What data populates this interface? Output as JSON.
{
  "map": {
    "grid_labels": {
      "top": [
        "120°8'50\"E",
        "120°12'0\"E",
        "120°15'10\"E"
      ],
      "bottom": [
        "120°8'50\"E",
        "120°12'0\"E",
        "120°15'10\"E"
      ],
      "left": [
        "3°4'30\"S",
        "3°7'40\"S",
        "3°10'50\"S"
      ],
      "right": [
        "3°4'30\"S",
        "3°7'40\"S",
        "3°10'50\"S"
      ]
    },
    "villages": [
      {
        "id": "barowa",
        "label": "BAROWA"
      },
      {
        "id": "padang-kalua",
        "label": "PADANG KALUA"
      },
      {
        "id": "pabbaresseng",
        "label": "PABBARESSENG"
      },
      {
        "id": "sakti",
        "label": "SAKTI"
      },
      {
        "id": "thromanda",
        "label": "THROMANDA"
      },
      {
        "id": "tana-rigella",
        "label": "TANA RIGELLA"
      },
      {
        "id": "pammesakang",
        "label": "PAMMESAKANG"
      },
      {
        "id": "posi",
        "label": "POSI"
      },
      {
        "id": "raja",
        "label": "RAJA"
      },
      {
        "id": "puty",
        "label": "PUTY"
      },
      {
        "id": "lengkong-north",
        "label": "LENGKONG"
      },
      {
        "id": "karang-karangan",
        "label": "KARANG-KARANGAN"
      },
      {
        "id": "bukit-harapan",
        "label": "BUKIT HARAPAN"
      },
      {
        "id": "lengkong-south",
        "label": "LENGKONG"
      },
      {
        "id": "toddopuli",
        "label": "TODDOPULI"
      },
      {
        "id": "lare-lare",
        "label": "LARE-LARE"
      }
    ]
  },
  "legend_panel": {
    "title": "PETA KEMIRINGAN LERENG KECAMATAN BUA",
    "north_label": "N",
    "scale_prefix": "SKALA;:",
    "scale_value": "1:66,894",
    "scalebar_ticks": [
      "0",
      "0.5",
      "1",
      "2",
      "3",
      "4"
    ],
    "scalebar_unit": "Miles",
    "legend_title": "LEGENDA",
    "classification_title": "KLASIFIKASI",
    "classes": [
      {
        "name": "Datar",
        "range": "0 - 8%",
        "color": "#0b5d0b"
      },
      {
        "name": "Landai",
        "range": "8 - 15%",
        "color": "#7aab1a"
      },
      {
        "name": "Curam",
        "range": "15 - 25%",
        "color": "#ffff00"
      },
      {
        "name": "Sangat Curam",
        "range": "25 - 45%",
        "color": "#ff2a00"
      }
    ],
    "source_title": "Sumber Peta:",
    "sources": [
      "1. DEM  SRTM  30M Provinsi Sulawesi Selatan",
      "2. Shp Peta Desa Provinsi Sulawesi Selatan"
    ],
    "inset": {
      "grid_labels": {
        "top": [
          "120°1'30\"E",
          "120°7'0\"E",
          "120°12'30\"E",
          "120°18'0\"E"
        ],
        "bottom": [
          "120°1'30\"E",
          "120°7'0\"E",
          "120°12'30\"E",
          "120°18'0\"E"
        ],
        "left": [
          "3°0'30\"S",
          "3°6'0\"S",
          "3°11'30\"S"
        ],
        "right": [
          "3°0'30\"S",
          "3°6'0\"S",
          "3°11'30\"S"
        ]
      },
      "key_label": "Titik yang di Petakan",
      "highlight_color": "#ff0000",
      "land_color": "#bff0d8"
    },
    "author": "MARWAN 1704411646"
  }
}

============================================================

→ What is being asked
Return the entries above exactly, each one complete.

→ Solution below
What data populates this interface? Output as JSON.
{
  "map": {
    "grid_labels": {
      "top": [
        "120°8'50\"E",
        "120°12'0\"E",
        "120°15'10\"E"
      ],
      "bottom": [
        "120°8'50\"E",
        "120°12'0\"E",
        "120°15'10\"E"
      ],
      "left": [
        "3°4'30\"S",
        "3°7'40\"S",
        "3°10'50\"S"
      ],
      "right": [
        "3°4'30\"S",
        "3°7'40\"S",
        "3°10'50\"S"
      ]
    },
    "villages": [
      {
        "id": "barowa",
        "label": "BAROWA"
      },
      {
        "id": "padang-kalua",
        "label": "PADANG KALUA"
      },
      {
        "id": "pabbaresseng",
        "label": "PABBARESSENG"
      },
      {
        "id": "sakti",
        "label": "SAKTI"
      },
      {
        "id": "thromanda",
        "label": "THROMANDA"
      },
      {
        "id": "tana-rigella",
        "label": "TANA RIGELLA"
      },
      {
        "id": "pammesakang",
        "label": "PAMMESAKANG"
      },
      {
        "id": "posi",
        "label": "POSI"
      },
      {
        "id": "raja",
        "label": "RAJA"
      },
      {
        "id": "puty",
        "label": "PUTY"
      },
      {
        "id": "lengkong-north",
        "label": "LENGKONG"
      },
      {
        "id": "karang-karangan",
        "label": "KARANG-KARANGAN"
      },
      {
        "id": "bukit-harapan",
        "label": "BUKIT HARAPAN"
      },
      {
        "id": "lengkong-south",
        "label": "LENGKONG"
      },
      {
        "id": "toddopuli",
        "label": "TODDOPULI"
      },
      {
        "id": "lare-lare",
        "label": "LARE-LARE"
      }
    ]
  },
  "legend_panel": {
    "title": "PETA KEMIRINGAN LERENG KECAMATAN BUA",
    "north_label": "N",
    "scale_prefix": "SKALA;:",
    "scale_value": "1:66,894",
    "scalebar_ticks": [
      "0",
      "0.5",
      "1",
      "2",
      "3",
      "4"
    ],
    "scalebar_unit": "Miles",
    "legend_title": "LEGENDA",
    "classification_title": "KLASIFIKASI",
    "classes": [
      {
        "name": "Datar",
        "range": "0 - 8%",
        "color": "#0b5d0b"
      },
      {
        "name": "Landai",
        "range": "8 - 15%",
        "color": "#7aab1a"
      },
      {
        "name": "Curam",
        "range": "15 - 25%",
        "color": "#ffff00"
      },
      {
        "name": "Sangat Curam",
        "range": "25 - 45%",
        "color": "#ff2a00"
      }
    ],
    "source_title": "Sumber Peta:",
    "sources": [
      "1. DEM  SRTM  30M Provinsi Sulawesi Selatan",
      "2. Shp Peta Desa Provinsi Sulawesi Selatan"
    ],
    "inset": {
      "grid_labels": {
        "top": [
          "120°1'30\"E",
          "120°7'0\"E",
          "120°12'30\"E",
          "120°18'0\"E"
        ],
        "bottom": [
          "120°1'30\"E",
          "120°7'0\"E",
          "120°12'30\"E",
          "120°18'0\"E"
        ],
        "left": [
          "3°0'30\"S",
          "3°6'0\"S",
          "3°11'30\"S"
        ],
        "right": [
          "3°0'30\"S",
          "3°6'0\"S",
          "3°11'30\"S"
        ]
      },
      "key_label": "Titik yang di Petakan",
      "highlight_color": "#ff0000",
      "land_color": "#bff0d8"
    },
    "author": "MARWAN 1704411646"
  }
}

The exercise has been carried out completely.